What you should do =
Extract, exactly as written, all lines of the material below from the line that includes "Type out the text in this image." through its last line.

Input material =
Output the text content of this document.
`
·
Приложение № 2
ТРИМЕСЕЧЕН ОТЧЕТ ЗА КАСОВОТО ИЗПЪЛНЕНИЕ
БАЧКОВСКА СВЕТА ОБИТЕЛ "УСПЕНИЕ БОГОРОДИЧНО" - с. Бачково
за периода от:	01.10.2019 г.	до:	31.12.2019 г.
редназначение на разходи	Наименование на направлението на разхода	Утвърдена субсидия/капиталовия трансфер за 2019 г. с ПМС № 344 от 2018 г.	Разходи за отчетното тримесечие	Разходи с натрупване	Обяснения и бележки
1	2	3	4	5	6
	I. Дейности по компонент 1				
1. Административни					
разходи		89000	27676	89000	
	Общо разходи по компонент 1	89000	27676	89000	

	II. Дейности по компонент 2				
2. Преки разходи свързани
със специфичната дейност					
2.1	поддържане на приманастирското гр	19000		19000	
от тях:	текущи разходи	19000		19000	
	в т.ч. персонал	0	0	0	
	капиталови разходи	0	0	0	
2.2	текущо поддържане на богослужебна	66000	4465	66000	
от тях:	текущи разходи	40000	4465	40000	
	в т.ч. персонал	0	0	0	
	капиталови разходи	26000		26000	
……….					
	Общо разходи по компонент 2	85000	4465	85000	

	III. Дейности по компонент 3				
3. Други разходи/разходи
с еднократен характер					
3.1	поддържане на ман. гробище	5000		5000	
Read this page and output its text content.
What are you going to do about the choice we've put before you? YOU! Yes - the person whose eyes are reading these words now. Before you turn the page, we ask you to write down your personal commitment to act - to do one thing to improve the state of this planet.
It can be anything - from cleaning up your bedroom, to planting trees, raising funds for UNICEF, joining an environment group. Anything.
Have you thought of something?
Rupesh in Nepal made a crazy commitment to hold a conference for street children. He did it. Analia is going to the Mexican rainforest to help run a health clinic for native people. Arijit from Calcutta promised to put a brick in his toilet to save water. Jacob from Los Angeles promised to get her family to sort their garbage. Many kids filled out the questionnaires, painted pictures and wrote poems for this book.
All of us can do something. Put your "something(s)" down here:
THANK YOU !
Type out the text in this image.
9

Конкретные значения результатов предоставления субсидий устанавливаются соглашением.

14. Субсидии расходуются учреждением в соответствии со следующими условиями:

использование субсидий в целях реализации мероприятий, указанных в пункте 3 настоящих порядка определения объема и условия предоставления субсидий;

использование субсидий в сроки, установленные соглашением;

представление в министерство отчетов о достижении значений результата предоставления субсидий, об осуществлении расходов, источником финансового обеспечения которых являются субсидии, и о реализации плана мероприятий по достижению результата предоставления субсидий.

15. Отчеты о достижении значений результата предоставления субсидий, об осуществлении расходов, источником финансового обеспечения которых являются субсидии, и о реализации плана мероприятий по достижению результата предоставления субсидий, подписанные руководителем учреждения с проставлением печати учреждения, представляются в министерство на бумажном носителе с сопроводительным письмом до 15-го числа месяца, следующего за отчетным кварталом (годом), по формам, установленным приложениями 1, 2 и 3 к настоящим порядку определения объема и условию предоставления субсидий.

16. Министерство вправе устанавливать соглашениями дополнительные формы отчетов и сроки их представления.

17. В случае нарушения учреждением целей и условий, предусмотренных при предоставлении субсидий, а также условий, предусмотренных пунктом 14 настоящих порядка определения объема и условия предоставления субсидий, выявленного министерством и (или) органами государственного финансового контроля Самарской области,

Expected output =
Type out the text in this image.
9

Конкретные значения результатов предоставления субсидий устанавливаются соглашением.

14. Субсидии расходуются учреждением в соответствии со следующими условиями:

использование субсидий в целях реализации мероприятий, указанных в пункте 3 настоящих порядка определения объема и условия предоставления субсидий;

использование субсидий в сроки, установленные соглашением;

представление в министерство отчетов о достижении значений результата предоставления субсидий, об осуществлении расходов, источником финансового обеспечения которых являются субсидии, и о реализации плана мероприятий по достижению результата предоставления субсидий.

15. Отчеты о достижении значений результата предоставления субсидий, об осуществлении расходов, источником финансового обеспечения которых являются субсидии, и о реализации плана мероприятий по достижению результата предоставления субсидий, подписанные руководителем учреждения с проставлением печати учреждения, представляются в министерство на бумажном носителе с сопроводительным письмом до 15-го числа месяца, следующего за отчетным кварталом (годом), по формам, установленным приложениями 1, 2 и 3 к настоящим порядку определения объема и условию предоставления субсидий.

16. Министерство вправе устанавливать соглашениями дополнительные формы отчетов и сроки их представления.

17. В случае нарушения учреждением целей и условий, предусмотренных при предоставлении субсидий, а также условий, предусмотренных пунктом 14 настоящих порядка определения объема и условия предоставления субсидий, выявленного министерством и (или) органами государственного финансового контроля Самарской области,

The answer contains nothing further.